◆ Records excerpted from a collection ◆
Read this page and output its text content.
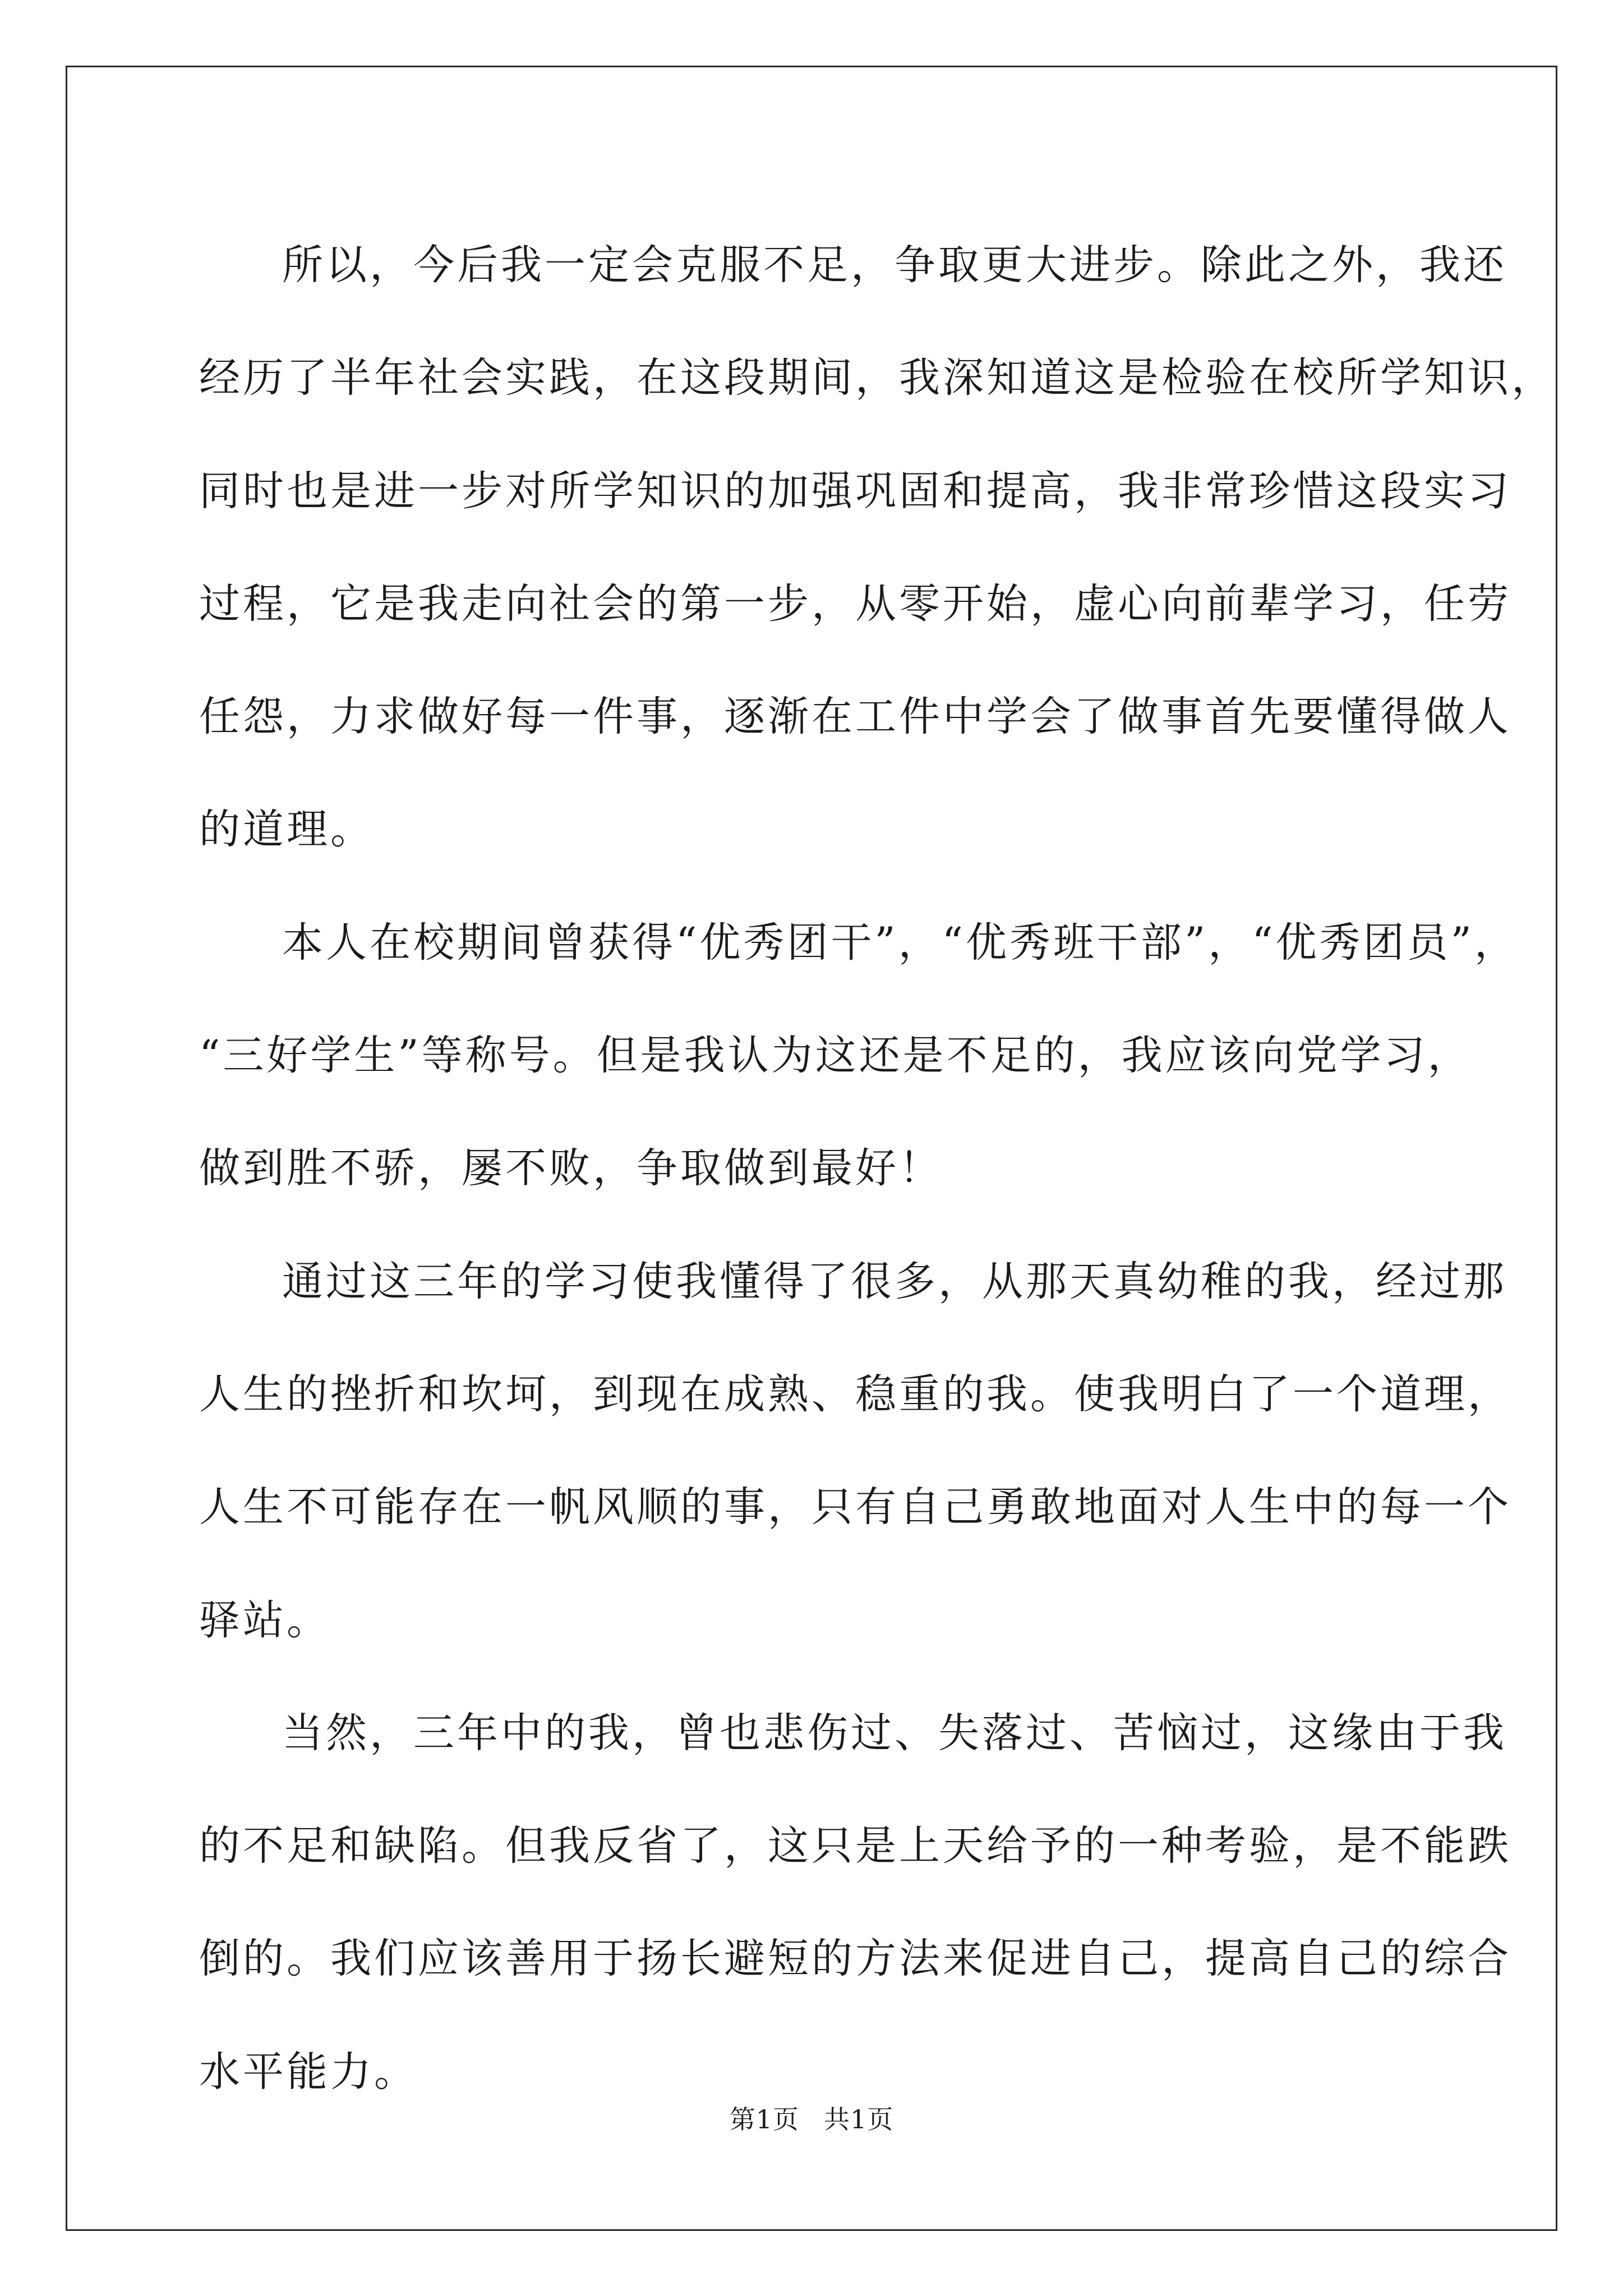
所以，今后我一定会克服不足，争取更大进步。除此之外，我还
经历了半年社会实践，在这段期间，我深知道这是检验在校所学知识，
同时也是进一步对所学知识的加强巩固和提高，我非常珍惜这段实习
过程，它是我走向社会的第一步，从零开始，虚心向前辈学习，任劳
任怨，力求做好每一件事，逐渐在工件中学会了做事首先要懂得做人
的道理。
本人在校期间曾获得“优秀团干”，“优秀班干部”，“优秀团员”，
“三好学生”等称号。但是我认为这还是不足的，我应该向党学习，
做到胜不骄，屡不败，争取做到最好！
通过这三年的学习使我懂得了很多，从那天真幼稚的我，经过那
人生的挫折和坎坷，到现在成熟、稳重的我。使我明白了一个道理，
人生不可能存在一帆风顺的事，只有自己勇敢地面对人生中的每一个
驿站。
当然，三年中的我，曾也悲伤过、失落过、苦恼过，这缘由于我
的不足和缺陷。但我反省了，这只是上天给予的一种考验，是不能跌
倒的。我们应该善用于扬长避短的方法来促进自己，提高自己的综合
水平能力。
第1页 共1页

◆ Task details ◆
All of the material above needs to be restated exactly, with no pictures.

◆ The completed task ◆
Read this page and output its text content.
所以，今后我一定会克服不足，争取更大进步。除此之外，我还
经历了半年社会实践，在这段期间，我深知道这是检验在校所学知识，
同时也是进一步对所学知识的加强巩固和提高，我非常珍惜这段实习
过程，它是我走向社会的第一步，从零开始，虚心向前辈学习，任劳
任怨，力求做好每一件事，逐渐在工件中学会了做事首先要懂得做人
的道理。
本人在校期间曾获得“优秀团干”，“优秀班干部”，“优秀团员”，
“三好学生”等称号。但是我认为这还是不足的，我应该向党学习，
做到胜不骄，屡不败，争取做到最好！
通过这三年的学习使我懂得了很多，从那天真幼稚的我，经过那
人生的挫折和坎坷，到现在成熟、稳重的我。使我明白了一个道理，
人生不可能存在一帆风顺的事，只有自己勇敢地面对人生中的每一个
驿站。
当然，三年中的我，曾也悲伤过、失落过、苦恼过，这缘由于我
的不足和缺陷。但我反省了，这只是上天给予的一种考验，是不能跌
倒的。我们应该善用于扬长避短的方法来促进自己，提高自己的综合
水平能力。
第1页 共1页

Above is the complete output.